- _Requirement_: Every record below is to be copied exactly, with its images omitted.

- _Listed entries_:
- Opening Delimiter -
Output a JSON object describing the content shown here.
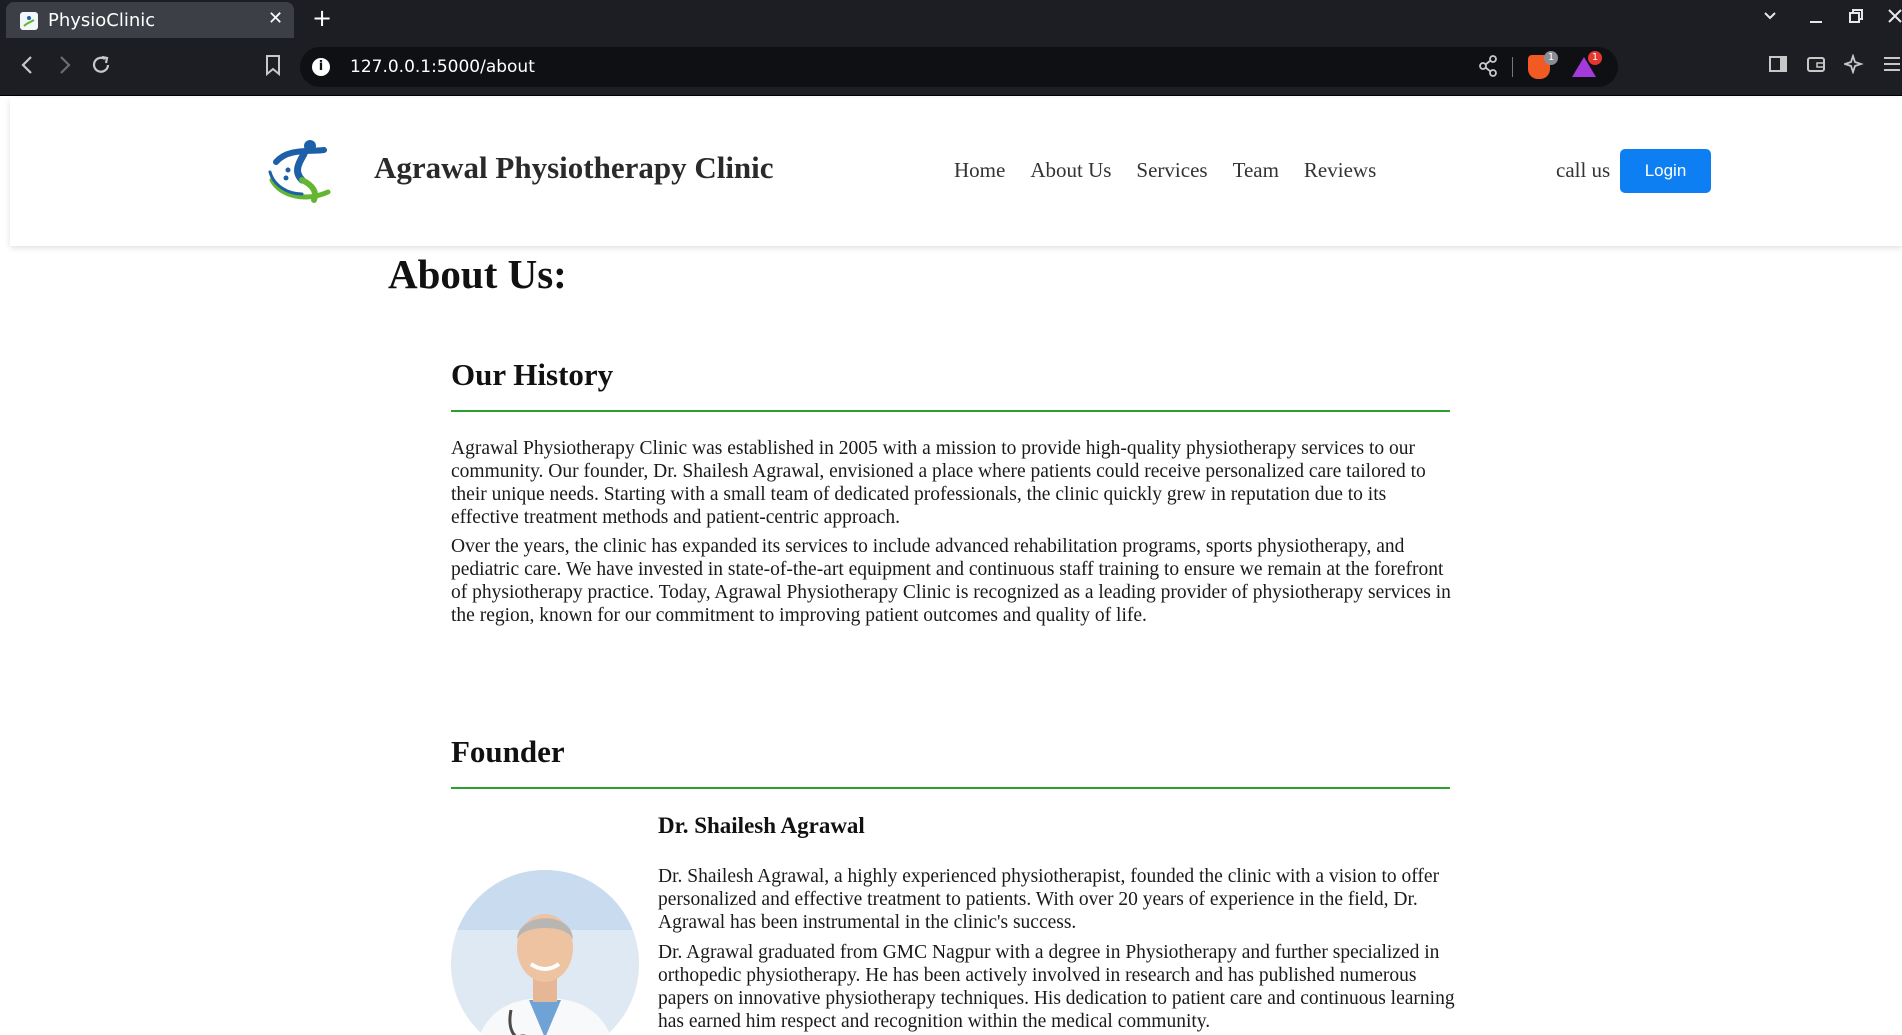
{
  "browser": {
    "tab_title": "PhysioClinic",
    "tab_close": "✕",
    "new_tab": "+",
    "url": "127.0.0.1:5000/about",
    "info_glyph": "i",
    "brave_badge_count": "1",
    "rewards_badge_count": "1",
    "icons": {
      "back": "back-arrow-icon",
      "forward": "forward-arrow-icon",
      "reload": "reload-icon",
      "bookmark": "bookmark-icon",
      "share": "share-icon",
      "sidebar": "sidebar-icon",
      "wallet": "wallet-icon",
      "leo": "leo-ai-icon",
      "menu": "menu-icon",
      "tab_search": "chevron-down-icon",
      "minimize": "minimize-icon",
      "restore": "restore-icon",
      "close": "close-icon"
    }
  },
  "header": {
    "brand": "Agrawal Physiotherapy Clinic",
    "nav": [
      "Home",
      "About Us",
      "Services",
      "Team",
      "Reviews"
    ],
    "call_us": "call us",
    "login": "Login"
  },
  "about": {
    "title": "About Us:",
    "history": {
      "heading": "Our History",
      "paragraphs": [
        "Agrawal Physiotherapy Clinic was established in 2005 with a mission to provide high-quality physiotherapy services to our community. Our founder, Dr. Shailesh Agrawal, envisioned a place where patients could receive personalized care tailored to their unique needs. Starting with a small team of dedicated professionals, the clinic quickly grew in reputation due to its effective treatment methods and patient-centric approach.",
        "Over the years, the clinic has expanded its services to include advanced rehabilitation programs, sports physiotherapy, and pediatric care. We have invested in state-of-the-art equipment and continuous staff training to ensure we remain at the forefront of physiotherapy practice. Today, Agrawal Physiotherapy Clinic is recognized as a leading provider of physiotherapy services in the region, known for our commitment to improving patient outcomes and quality of life."
      ]
    },
    "founder": {
      "heading": "Founder",
      "name": "Dr. Shailesh Agrawal",
      "paragraphs": [
        "Dr. Shailesh Agrawal, a highly experienced physiotherapist, founded the clinic with a vision to offer personalized and effective treatment to patients. With over 20 years of experience in the field, Dr. Agrawal has been instrumental in the clinic's success.",
        "Dr. Agrawal graduated from GMC Nagpur with a degree in Physiotherapy and further specialized in orthopedic physiotherapy. He has been actively involved in research and has published numerous papers on innovative physiotherapy techniques. His dedication to patient care and continuous learning has earned him respect and recognition within the medical community."
      ]
    }
  },
  "colors": {
    "accent_green": "#2ca02c",
    "login_blue": "#0d7ff3",
    "logo_blue": "#1d5fa8",
    "logo_green": "#64b631"
  }
}
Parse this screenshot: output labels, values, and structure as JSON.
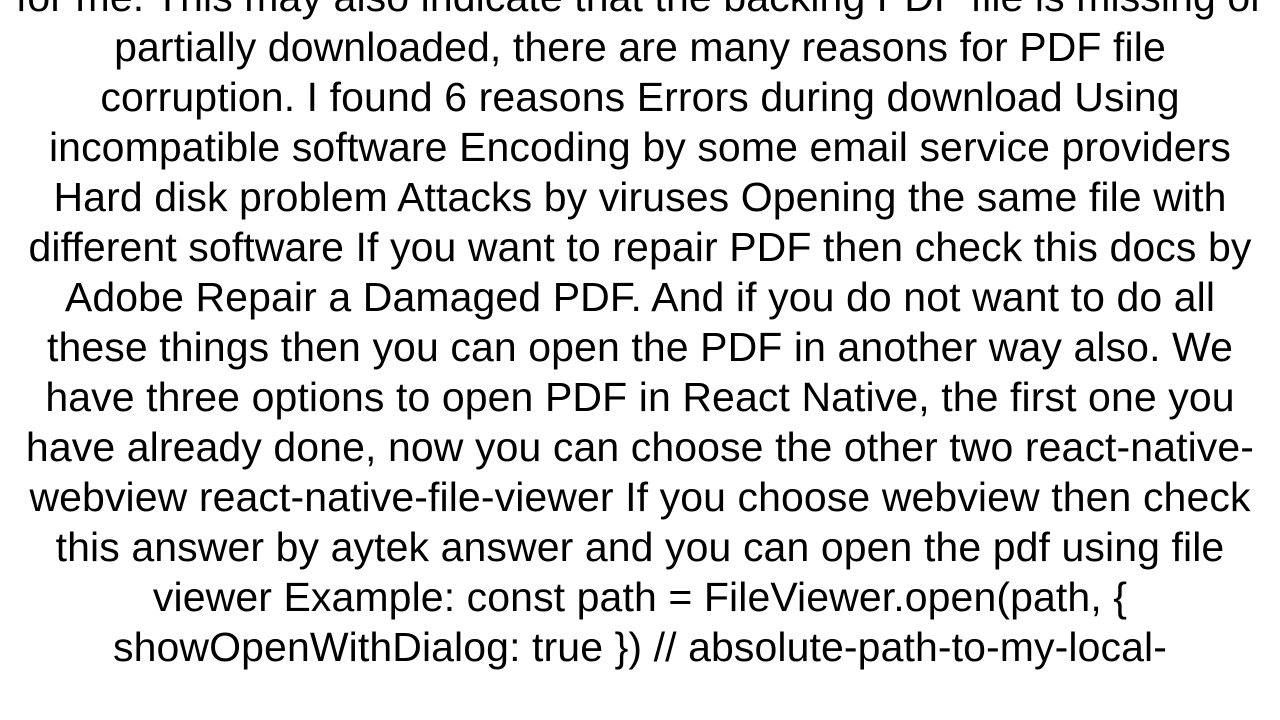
{
  "document": {
    "body_text": "for me. This may also indicate that the backing PDF file is missing or partially downloaded, there are many reasons for PDF file corruption. I found 6 reasons  Errors during download Using incompatible software Encoding by some email service providers Hard disk problem Attacks by viruses Opening the same file with different software  If you want to repair PDF then check this docs by Adobe Repair a Damaged PDF. And if you do not want to do all these things then you can open the PDF in another way also. We have three options to open PDF in React Native, the first one you have already done, now you can choose the other two  react-native-webview react-native-file-viewer   If you choose webview then check this answer by aytek answer and you can open the pdf using file viewer Example:  const path = FileViewer.open(path, { showOpenWithDialog: true }) // absolute-path-to-my-local-"
  }
}
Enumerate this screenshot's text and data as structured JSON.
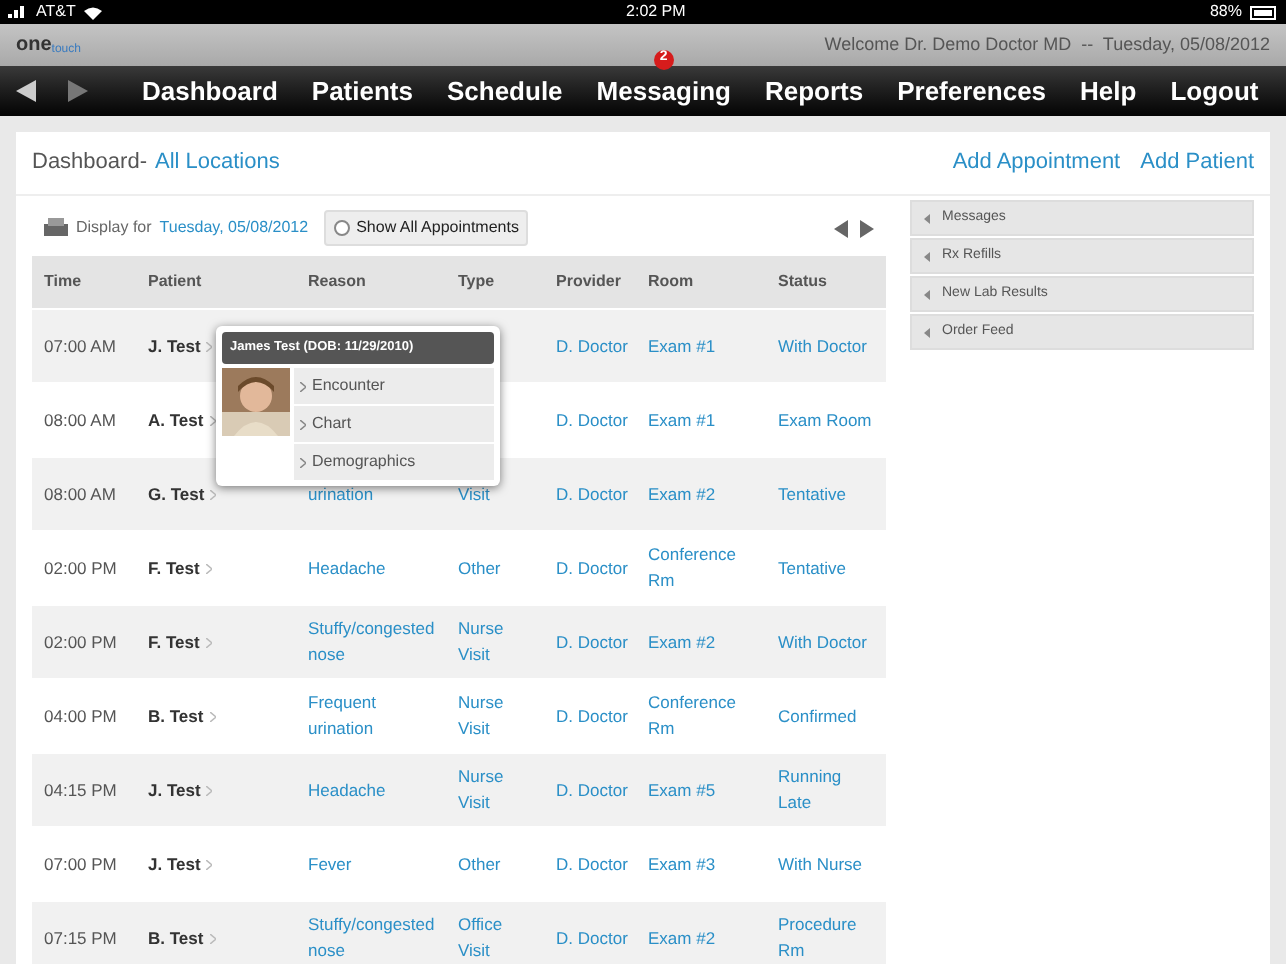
{
  "status_bar": {
    "carrier": "AT&T",
    "time": "2:02 PM",
    "battery": "88%"
  },
  "header": {
    "logo": {
      "word": "one",
      "sub": "touch"
    },
    "welcome": "Welcome Dr. Demo Doctor MD  --  Tuesday, 05/08/2012"
  },
  "nav": {
    "items": [
      {
        "label": "Dashboard"
      },
      {
        "label": "Patients"
      },
      {
        "label": "Schedule"
      },
      {
        "label": "Messaging",
        "badge": "2"
      },
      {
        "label": "Reports"
      },
      {
        "label": "Preferences"
      },
      {
        "label": "Help"
      },
      {
        "label": "Logout"
      }
    ]
  },
  "page": {
    "title": "Dashboard-",
    "location": "All Locations",
    "actions": [
      "Add Appointment",
      "Add Patient"
    ]
  },
  "toolbar": {
    "display_for": "Display for",
    "date": "Tuesday, 05/08/2012",
    "show_all": {
      "label": "Show All Appointments",
      "checked": false
    }
  },
  "table": {
    "columns": [
      "Time",
      "Patient",
      "Reason",
      "Type",
      "Provider",
      "Room",
      "Status"
    ],
    "rows": [
      {
        "time": "07:00 AM",
        "patient": "J. Test",
        "provider": "D. Doctor",
        "room": "Exam #1",
        "status": "With Doctor"
      },
      {
        "time": "08:00 AM",
        "patient": "A. Test",
        "provider": "D. Doctor",
        "room": "Exam #1",
        "status": "Exam Room"
      },
      {
        "time": "08:00 AM",
        "patient": "G. Test",
        "reason": "urination",
        "type": "Visit",
        "provider": "D. Doctor",
        "room": "Exam #2",
        "status": "Tentative"
      },
      {
        "time": "02:00 PM",
        "patient": "F. Test",
        "reason": "Headache",
        "type": "Other",
        "provider": "D. Doctor",
        "room": "Conference Rm",
        "status": "Tentative"
      },
      {
        "time": "02:00 PM",
        "patient": "F. Test",
        "reason": "Stuffy/congested nose",
        "type": "Nurse Visit",
        "provider": "D. Doctor",
        "room": "Exam #2",
        "status": "With Doctor"
      },
      {
        "time": "04:00 PM",
        "patient": "B. Test",
        "reason": "Frequent urination",
        "type": "Nurse Visit",
        "provider": "D. Doctor",
        "room": "Conference Rm",
        "status": "Confirmed"
      },
      {
        "time": "04:15 PM",
        "patient": "J. Test",
        "reason": "Headache",
        "type": "Nurse Visit",
        "provider": "D. Doctor",
        "room": "Exam #5",
        "status": "Running Late"
      },
      {
        "time": "07:00 PM",
        "patient": "J. Test",
        "reason": "Fever",
        "type": "Other",
        "provider": "D. Doctor",
        "room": "Exam #3",
        "status": "With Nurse"
      },
      {
        "time": "07:15 PM",
        "patient": "B. Test",
        "reason": "Stuffy/congested nose",
        "type": "Office Visit",
        "provider": "D. Doctor",
        "room": "Exam #2",
        "status": "Procedure Rm"
      }
    ]
  },
  "popup": {
    "title": "James Test (DOB: 11/29/2010)",
    "photo": {
      "kind": "picture"
    },
    "items": [
      "Encounter",
      "Chart",
      "Demographics"
    ]
  },
  "sidebar": {
    "items": [
      "Messages",
      "Rx Refills",
      "New Lab Results",
      "Order Feed"
    ]
  }
}
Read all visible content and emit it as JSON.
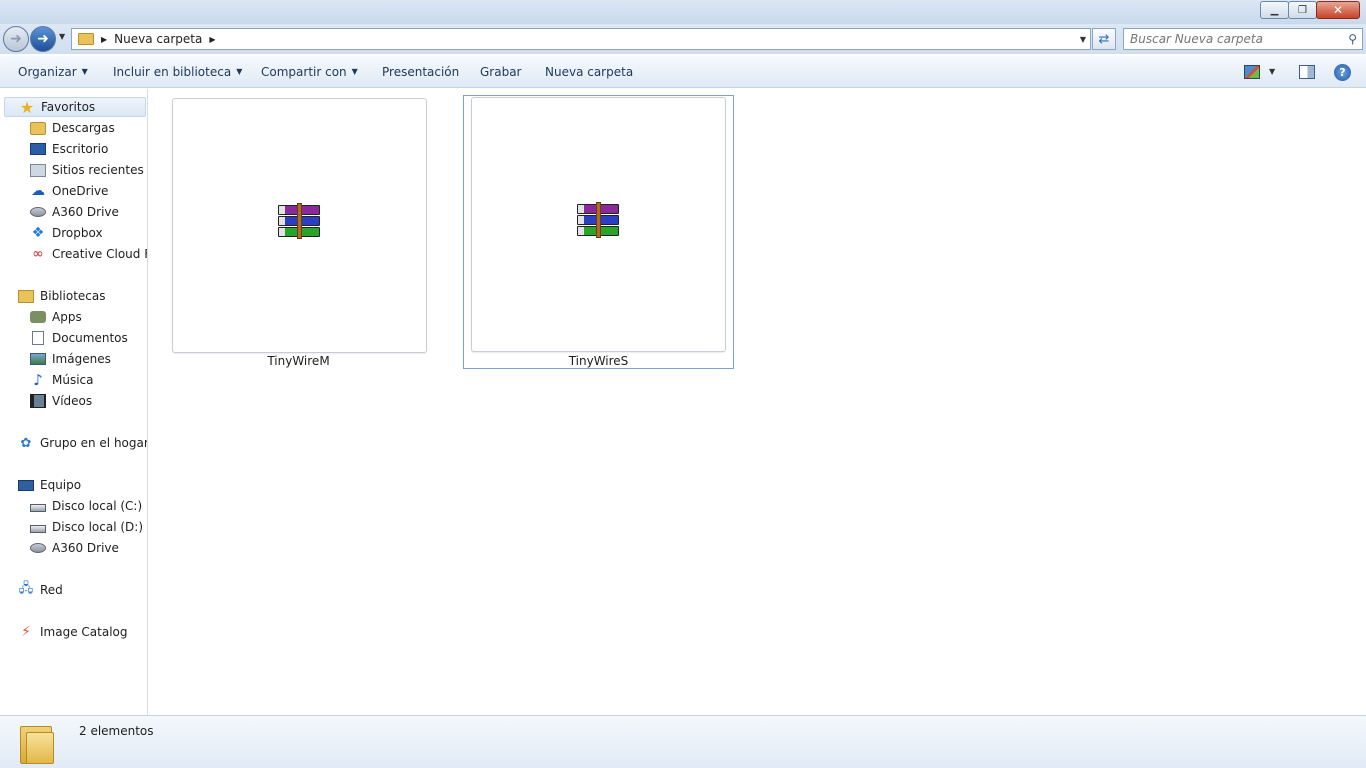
- Closing Delimiter -
- _Response to the exercise_:
Output a JSON object describing the content shown here.
{
  "browser": {
    "tab_title": "PhysioClinic",
    "tab_close": "✕",
    "new_tab": "+",
    "url": "127.0.0.1:5000/about",
    "info_glyph": "i",
    "brave_badge_count": "1",
    "rewards_badge_count": "1",
    "icons": {
      "back": "back-arrow-icon",
      "forward": "forward-arrow-icon",
      "reload": "reload-icon",
      "bookmark": "bookmark-icon",
      "share": "share-icon",
      "sidebar": "sidebar-icon",
      "wallet": "wallet-icon",
      "leo": "leo-ai-icon",
      "menu": "menu-icon",
      "tab_search": "chevron-down-icon",
      "minimize": "minimize-icon",
      "restore": "restore-icon",
      "close": "close-icon"
    }
  },
  "header": {
    "brand": "Agrawal Physiotherapy Clinic",
    "nav": [
      "Home",
      "About Us",
      "Services",
      "Team",
      "Reviews"
    ],
    "call_us": "call us",
    "login": "Login"
  },
  "about": {
    "title": "About Us:",
    "history": {
      "heading": "Our History",
      "paragraphs": [
        "Agrawal Physiotherapy Clinic was established in 2005 with a mission to provide high-quality physiotherapy services to our community. Our founder, Dr. Shailesh Agrawal, envisioned a place where patients could receive personalized care tailored to their unique needs. Starting with a small team of dedicated professionals, the clinic quickly grew in reputation due to its effective treatment methods and patient-centric approach.",
        "Over the years, the clinic has expanded its services to include advanced rehabilitation programs, sports physiotherapy, and pediatric care. We have invested in state-of-the-art equipment and continuous staff training to ensure we remain at the forefront of physiotherapy practice. Today, Agrawal Physiotherapy Clinic is recognized as a leading provider of physiotherapy services in the region, known for our commitment to improving patient outcomes and quality of life."
      ]
    },
    "founder": {
      "heading": "Founder",
      "name": "Dr. Shailesh Agrawal",
      "paragraphs": [
        "Dr. Shailesh Agrawal, a highly experienced physiotherapist, founded the clinic with a vision to offer personalized and effective treatment to patients. With over 20 years of experience in the field, Dr. Agrawal has been instrumental in the clinic's success.",
        "Dr. Agrawal graduated from GMC Nagpur with a degree in Physiotherapy and further specialized in orthopedic physiotherapy. He has been actively involved in research and has published numerous papers on innovative physiotherapy techniques. His dedication to patient care and continuous learning has earned him respect and recognition within the medical community."
      ]
    }
  },
  "colors": {
    "accent_green": "#2ca02c",
    "login_blue": "#0d7ff3",
    "logo_blue": "#1d5fa8",
    "logo_green": "#64b631"
  }
}
Parse this screenshot: output labels, values, and structure as JSON.
{
  "document": {
    "body_text": "for me. This may also indicate that the backing PDF file is missing or partially downloaded, there are many reasons for PDF file corruption. I found 6 reasons  Errors during download Using incompatible software Encoding by some email service providers Hard disk problem Attacks by viruses Opening the same file with different software  If you want to repair PDF then check this docs by Adobe Repair a Damaged PDF. And if you do not want to do all these things then you can open the PDF in another way also. We have three options to open PDF in React Native, the first one you have already done, now you can choose the other two  react-native-webview react-native-file-viewer   If you choose webview then check this answer by aytek answer and you can open the pdf using file viewer Example:  const path = FileViewer.open(path, { showOpenWithDialog: true }) // absolute-path-to-my-local-"
  }
}
Enumerate this screenshot's text and data as structured JSON.
{
  "status_bar": {
    "carrier": "AT&T",
    "time": "2:02 PM",
    "battery": "88%"
  },
  "header": {
    "logo": {
      "word": "one",
      "sub": "touch"
    },
    "welcome": "Welcome Dr. Demo Doctor MD  --  Tuesday, 05/08/2012"
  },
  "nav": {
    "items": [
      {
        "label": "Dashboard"
      },
      {
        "label": "Patients"
      },
      {
        "label": "Schedule"
      },
      {
        "label": "Messaging",
        "badge": "2"
      },
      {
        "label": "Reports"
      },
      {
        "label": "Preferences"
      },
      {
        "label": "Help"
      },
      {
        "label": "Logout"
      }
    ]
  },
  "page": {
    "title": "Dashboard-",
    "location": "All Locations",
    "actions": [
      "Add Appointment",
      "Add Patient"
    ]
  },
  "toolbar": {
    "display_for": "Display for",
    "date": "Tuesday, 05/08/2012",
    "show_all": {
      "label": "Show All Appointments",
      "checked": false
    }
  },
  "table": {
    "columns": [
      "Time",
      "Patient",
      "Reason",
      "Type",
      "Provider",
      "Room",
      "Status"
    ],
    "rows": [
      {
        "time": "07:00 AM",
        "patient": "J. Test",
        "provider": "D. Doctor",
        "room": "Exam #1",
        "status": "With Doctor"
      },
      {
        "time": "08:00 AM",
        "patient": "A. Test",
        "provider": "D. Doctor",
        "room": "Exam #1",
        "status": "Exam Room"
      },
      {
        "time": "08:00 AM",
        "patient": "G. Test",
        "reason": "urination",
        "type": "Visit",
        "provider": "D. Doctor",
        "room": "Exam #2",
        "status": "Tentative"
      },
      {
        "time": "02:00 PM",
        "patient": "F. Test",
        "reason": "Headache",
        "type": "Other",
        "provider": "D. Doctor",
        "room": "Conference Rm",
        "status": "Tentative"
      },
      {
        "time": "02:00 PM",
        "patient": "F. Test",
        "reason": "Stuffy/congested nose",
        "type": "Nurse Visit",
        "provider": "D. Doctor",
        "room": "Exam #2",
        "status": "With Doctor"
      },
      {
        "time": "04:00 PM",
        "patient": "B. Test",
        "reason": "Frequent urination",
        "type": "Nurse Visit",
        "provider": "D. Doctor",
        "room": "Conference Rm",
        "status": "Confirmed"
      },
      {
        "time": "04:15 PM",
        "patient": "J. Test",
        "reason": "Headache",
        "type": "Nurse Visit",
        "provider": "D. Doctor",
        "room": "Exam #5",
        "status": "Running Late"
      },
      {
        "time": "07:00 PM",
        "patient": "J. Test",
        "reason": "Fever",
        "type": "Other",
        "provider": "D. Doctor",
        "room": "Exam #3",
        "status": "With Nurse"
      },
      {
        "time": "07:15 PM",
        "patient": "B. Test",
        "reason": "Stuffy/congested nose",
        "type": "Office Visit",
        "provider": "D. Doctor",
        "room": "Exam #2",
        "status": "Procedure Rm"
      }
    ]
  },
  "popup": {
    "title": "James Test (DOB: 11/29/2010)",
    "photo": {
      "kind": "picture"
    },
    "items": [
      "Encounter",
      "Chart",
      "Demographics"
    ]
  },
  "sidebar": {
    "items": [
      "Messages",
      "Rx Refills",
      "New Lab Results",
      "Order Feed"
    ]
  }
}
Read all visible content and emit it as JSON.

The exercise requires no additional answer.